[TASK DESCRIPTION] In the records below, copy again, unchanged, the stretch from the line containing "svg-text:(USD): (USD) <box>974" through the line containing "svg-text:200: 200 <box>6 43 28 58</box>", and nothing else.
## begin ENTRIES SHOWN
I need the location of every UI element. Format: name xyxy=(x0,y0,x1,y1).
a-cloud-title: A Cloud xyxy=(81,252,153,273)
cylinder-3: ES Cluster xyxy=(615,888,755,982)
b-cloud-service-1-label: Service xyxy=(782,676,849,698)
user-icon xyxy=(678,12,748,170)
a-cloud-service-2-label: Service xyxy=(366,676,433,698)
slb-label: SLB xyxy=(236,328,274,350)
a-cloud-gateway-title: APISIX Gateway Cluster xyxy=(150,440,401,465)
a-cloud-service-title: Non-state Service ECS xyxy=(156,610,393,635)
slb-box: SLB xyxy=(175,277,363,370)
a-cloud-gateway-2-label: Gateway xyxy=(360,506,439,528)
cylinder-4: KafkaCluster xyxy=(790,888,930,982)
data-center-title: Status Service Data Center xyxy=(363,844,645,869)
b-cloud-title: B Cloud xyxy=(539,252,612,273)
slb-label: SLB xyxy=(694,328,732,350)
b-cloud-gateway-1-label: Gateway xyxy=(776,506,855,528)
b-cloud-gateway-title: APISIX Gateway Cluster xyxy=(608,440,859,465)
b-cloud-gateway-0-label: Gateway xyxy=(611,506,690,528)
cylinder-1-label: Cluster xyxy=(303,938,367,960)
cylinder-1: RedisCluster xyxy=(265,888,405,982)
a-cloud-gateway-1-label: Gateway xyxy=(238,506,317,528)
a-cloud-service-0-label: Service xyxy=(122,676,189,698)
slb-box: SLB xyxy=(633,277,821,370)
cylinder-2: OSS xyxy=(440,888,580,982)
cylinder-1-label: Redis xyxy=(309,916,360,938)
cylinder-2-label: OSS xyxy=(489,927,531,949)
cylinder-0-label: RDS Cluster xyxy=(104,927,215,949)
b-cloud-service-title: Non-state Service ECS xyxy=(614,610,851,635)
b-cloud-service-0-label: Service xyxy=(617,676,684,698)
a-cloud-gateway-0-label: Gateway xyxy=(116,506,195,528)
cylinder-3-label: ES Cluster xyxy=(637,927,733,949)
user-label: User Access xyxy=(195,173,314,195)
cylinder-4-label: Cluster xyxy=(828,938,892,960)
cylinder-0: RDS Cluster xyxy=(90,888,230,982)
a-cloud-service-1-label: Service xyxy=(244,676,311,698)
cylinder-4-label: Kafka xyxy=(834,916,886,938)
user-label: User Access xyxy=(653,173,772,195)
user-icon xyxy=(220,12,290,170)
## end ENTRIES SHOWN
## begin ENTRIES SHOWN
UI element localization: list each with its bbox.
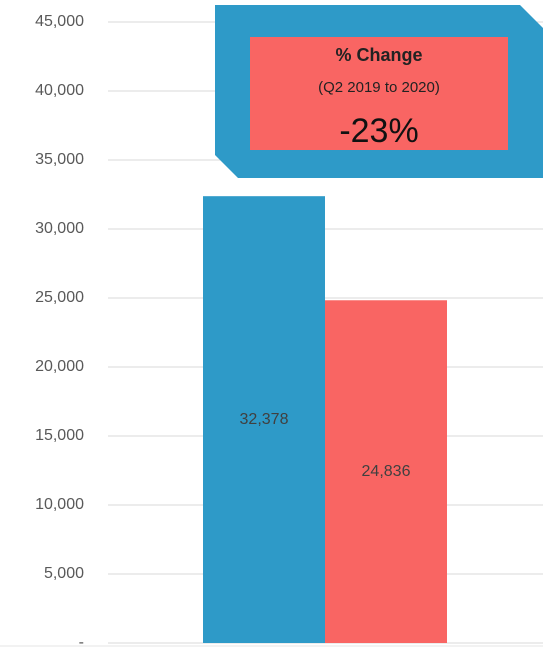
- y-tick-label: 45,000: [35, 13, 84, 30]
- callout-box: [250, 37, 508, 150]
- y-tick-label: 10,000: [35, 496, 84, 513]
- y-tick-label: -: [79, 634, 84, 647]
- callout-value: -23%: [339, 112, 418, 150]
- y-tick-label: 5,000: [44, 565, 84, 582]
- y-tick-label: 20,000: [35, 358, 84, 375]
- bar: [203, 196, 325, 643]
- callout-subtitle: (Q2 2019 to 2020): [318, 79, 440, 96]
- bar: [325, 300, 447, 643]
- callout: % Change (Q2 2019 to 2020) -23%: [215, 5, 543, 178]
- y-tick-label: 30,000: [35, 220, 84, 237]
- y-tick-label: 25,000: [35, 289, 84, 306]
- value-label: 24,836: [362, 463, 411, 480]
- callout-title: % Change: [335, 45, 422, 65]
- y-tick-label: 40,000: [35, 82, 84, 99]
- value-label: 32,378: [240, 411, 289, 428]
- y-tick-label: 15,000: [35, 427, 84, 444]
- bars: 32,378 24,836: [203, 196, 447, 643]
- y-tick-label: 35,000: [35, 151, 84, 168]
## end ENTRIES SHOWN
## begin ENTRIES SHOWN
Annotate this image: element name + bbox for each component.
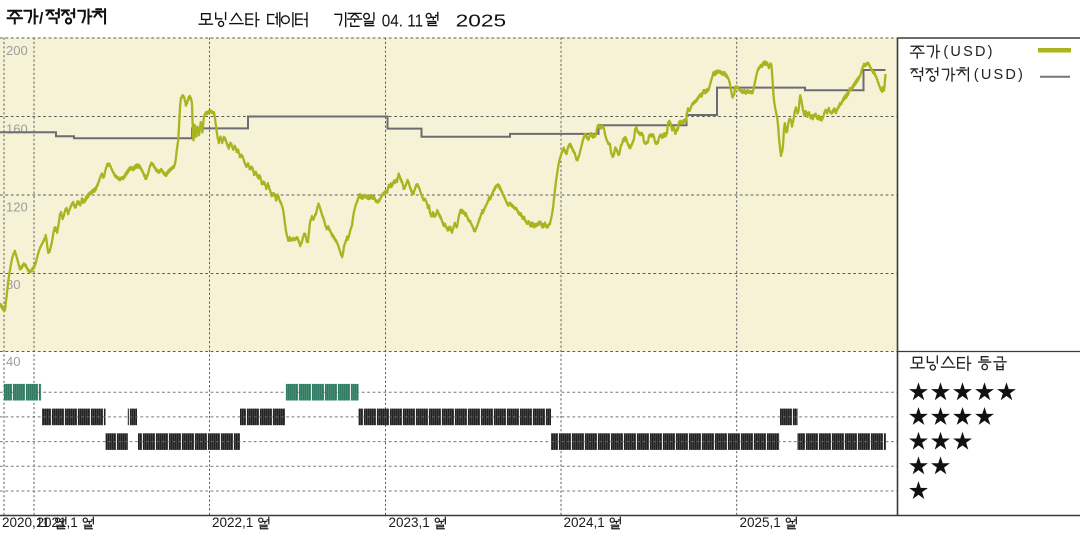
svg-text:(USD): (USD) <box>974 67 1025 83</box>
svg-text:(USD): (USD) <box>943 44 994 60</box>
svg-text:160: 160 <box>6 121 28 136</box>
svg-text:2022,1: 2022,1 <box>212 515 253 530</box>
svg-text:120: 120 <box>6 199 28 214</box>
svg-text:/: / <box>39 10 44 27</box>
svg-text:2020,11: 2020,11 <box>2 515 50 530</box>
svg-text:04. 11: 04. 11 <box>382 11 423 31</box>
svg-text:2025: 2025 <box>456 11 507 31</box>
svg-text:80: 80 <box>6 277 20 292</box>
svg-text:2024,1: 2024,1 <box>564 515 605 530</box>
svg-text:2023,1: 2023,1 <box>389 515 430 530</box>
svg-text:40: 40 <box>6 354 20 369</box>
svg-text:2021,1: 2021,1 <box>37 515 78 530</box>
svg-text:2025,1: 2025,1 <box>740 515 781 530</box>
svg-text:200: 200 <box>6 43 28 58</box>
## end ENTRIES SHOWN
[RESULT FOR THIS TASK]
svg-text:(USD): (USD) <box>974 67 1025 83</box>
svg-text:(USD): (USD) <box>943 44 994 60</box>
svg-text:160: 160 <box>6 121 28 136</box>
svg-text:2022,1: 2022,1 <box>212 515 253 530</box>
svg-text:120: 120 <box>6 199 28 214</box>
svg-text:/: / <box>39 10 44 27</box>
svg-text:2020,11: 2020,11 <box>2 515 50 530</box>
svg-text:04. 11: 04. 11 <box>382 11 423 31</box>
svg-text:2025: 2025 <box>456 11 507 31</box>
svg-text:80: 80 <box>6 277 20 292</box>
svg-text:2024,1: 2024,1 <box>564 515 605 530</box>
svg-text:2023,1: 2023,1 <box>389 515 430 530</box>
svg-text:40: 40 <box>6 354 20 369</box>
svg-text:2021,1: 2021,1 <box>37 515 78 530</box>
svg-text:2025,1: 2025,1 <box>740 515 781 530</box>
svg-text:200: 200 <box>6 43 28 58</box>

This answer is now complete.